Short task> List all the lines in these records that hold "examination".
◆ ◆ ◆ ◆ ◆ ◆ ◆
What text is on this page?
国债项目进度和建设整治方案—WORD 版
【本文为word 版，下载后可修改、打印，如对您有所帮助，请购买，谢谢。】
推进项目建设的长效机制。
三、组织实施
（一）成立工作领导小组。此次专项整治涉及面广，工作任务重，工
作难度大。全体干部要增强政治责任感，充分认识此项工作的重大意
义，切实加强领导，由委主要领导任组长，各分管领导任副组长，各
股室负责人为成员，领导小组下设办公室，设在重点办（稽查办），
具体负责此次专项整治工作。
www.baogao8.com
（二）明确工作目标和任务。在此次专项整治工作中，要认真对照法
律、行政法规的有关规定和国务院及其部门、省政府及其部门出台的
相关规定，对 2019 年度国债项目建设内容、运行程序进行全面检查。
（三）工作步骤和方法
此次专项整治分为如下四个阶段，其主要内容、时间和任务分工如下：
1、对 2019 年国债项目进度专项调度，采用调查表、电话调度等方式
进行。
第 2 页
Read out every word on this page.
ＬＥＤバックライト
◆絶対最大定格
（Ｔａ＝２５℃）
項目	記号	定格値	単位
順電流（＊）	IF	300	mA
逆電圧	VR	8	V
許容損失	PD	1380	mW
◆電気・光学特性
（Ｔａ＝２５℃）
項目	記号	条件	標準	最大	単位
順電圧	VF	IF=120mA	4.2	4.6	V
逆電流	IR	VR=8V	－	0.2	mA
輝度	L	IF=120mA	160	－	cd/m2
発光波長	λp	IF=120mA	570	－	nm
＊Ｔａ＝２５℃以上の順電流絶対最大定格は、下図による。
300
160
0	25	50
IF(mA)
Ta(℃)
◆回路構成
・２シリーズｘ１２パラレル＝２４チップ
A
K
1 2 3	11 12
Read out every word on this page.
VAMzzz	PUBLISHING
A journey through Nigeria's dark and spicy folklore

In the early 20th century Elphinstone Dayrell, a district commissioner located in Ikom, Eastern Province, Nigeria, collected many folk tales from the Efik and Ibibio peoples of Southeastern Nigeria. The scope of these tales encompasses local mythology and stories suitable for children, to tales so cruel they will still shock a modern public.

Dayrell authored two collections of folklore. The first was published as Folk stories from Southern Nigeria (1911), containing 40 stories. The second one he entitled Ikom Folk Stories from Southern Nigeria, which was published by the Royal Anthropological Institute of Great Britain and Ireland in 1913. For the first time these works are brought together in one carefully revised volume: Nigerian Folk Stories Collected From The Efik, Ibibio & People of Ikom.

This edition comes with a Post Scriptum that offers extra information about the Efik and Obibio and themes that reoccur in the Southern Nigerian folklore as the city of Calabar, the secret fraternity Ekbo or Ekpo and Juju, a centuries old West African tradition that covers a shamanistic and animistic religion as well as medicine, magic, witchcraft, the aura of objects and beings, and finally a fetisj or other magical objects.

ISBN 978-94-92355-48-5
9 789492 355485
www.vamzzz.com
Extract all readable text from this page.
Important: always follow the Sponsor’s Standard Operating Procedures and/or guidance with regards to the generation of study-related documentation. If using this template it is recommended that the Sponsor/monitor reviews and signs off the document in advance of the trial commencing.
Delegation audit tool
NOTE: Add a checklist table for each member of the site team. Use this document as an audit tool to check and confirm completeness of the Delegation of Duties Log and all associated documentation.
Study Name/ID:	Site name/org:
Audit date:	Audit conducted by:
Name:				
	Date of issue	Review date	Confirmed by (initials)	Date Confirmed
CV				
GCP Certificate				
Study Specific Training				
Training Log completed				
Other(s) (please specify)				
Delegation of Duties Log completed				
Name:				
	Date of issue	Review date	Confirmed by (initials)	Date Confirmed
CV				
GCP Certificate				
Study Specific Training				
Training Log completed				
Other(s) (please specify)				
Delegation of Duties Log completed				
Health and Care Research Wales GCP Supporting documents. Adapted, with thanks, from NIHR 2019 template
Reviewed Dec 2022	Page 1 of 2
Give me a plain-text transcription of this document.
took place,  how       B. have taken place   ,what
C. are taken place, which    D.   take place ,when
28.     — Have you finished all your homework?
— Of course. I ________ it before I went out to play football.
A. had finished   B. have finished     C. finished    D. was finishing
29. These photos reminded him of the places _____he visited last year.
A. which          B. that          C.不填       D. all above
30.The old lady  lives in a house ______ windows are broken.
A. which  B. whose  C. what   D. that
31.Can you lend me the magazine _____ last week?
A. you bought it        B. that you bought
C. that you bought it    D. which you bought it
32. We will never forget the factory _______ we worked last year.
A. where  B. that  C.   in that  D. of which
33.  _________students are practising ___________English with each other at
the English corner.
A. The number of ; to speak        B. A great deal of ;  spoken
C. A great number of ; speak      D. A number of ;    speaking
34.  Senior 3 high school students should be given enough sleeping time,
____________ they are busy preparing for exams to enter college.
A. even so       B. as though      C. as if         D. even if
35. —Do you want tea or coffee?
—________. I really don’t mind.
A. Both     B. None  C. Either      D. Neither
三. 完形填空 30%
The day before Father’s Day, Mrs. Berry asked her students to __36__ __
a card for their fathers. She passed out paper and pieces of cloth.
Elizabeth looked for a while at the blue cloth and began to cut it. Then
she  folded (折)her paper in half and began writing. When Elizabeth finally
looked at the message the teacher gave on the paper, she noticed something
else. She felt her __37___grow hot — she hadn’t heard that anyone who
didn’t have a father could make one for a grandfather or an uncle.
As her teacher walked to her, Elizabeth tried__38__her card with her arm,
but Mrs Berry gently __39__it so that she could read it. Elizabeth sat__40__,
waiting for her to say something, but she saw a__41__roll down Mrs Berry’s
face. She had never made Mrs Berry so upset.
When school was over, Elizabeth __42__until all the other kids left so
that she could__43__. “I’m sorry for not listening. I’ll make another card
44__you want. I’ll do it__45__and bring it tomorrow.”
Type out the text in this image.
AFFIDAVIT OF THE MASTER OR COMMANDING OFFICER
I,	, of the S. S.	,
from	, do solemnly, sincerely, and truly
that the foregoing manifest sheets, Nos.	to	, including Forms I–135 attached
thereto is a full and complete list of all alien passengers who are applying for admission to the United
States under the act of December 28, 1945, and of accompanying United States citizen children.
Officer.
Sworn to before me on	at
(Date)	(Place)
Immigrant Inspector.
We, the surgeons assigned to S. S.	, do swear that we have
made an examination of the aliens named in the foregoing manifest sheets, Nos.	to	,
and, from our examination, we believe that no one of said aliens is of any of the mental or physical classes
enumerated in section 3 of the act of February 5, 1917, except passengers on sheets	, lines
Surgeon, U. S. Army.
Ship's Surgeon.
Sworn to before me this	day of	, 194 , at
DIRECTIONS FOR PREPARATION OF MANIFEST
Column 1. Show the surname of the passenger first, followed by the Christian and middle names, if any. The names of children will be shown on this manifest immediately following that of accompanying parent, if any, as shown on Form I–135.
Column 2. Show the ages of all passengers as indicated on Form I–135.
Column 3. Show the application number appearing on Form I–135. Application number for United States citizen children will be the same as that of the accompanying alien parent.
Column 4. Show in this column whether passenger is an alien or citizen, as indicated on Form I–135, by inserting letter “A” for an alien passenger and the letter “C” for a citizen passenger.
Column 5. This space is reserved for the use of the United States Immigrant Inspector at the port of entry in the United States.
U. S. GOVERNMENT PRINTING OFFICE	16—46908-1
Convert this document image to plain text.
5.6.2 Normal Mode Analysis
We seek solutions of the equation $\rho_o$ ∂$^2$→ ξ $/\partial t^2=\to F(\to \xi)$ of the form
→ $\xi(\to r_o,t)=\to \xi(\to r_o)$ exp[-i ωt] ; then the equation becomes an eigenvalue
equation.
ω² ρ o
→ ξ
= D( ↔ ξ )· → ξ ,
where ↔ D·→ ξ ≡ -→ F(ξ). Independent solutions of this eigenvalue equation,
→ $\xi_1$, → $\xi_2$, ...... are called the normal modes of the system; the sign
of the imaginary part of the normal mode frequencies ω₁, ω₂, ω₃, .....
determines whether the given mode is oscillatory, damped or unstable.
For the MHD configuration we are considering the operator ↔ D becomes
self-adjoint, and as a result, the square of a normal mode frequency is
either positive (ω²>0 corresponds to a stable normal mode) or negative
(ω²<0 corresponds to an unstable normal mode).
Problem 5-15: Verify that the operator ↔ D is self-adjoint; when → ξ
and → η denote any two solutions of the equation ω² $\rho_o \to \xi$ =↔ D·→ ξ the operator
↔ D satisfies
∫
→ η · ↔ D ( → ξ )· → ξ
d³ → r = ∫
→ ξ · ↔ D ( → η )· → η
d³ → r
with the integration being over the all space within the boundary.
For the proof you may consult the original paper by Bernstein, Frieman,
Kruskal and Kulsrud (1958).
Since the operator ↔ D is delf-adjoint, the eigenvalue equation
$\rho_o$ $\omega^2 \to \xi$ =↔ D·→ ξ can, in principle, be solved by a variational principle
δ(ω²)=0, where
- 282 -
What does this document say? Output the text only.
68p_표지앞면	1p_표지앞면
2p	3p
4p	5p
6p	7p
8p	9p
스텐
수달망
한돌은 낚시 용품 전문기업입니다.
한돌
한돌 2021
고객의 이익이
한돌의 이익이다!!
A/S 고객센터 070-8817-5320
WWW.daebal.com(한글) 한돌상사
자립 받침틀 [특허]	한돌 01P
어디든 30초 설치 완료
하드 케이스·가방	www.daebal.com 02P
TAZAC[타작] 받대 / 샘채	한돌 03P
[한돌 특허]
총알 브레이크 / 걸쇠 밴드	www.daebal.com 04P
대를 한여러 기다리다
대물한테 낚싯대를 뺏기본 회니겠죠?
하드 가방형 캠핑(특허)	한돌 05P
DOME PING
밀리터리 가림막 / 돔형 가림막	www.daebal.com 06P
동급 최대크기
◆ ◆ ◆ ◆ ◆ ◆ ◆
Exercise output>
made an examination of the aliens named in the foregoing manifest sheets, Nos.	to	,
and, from our examination, we believe that no one of said aliens is of any of the mental or physical classes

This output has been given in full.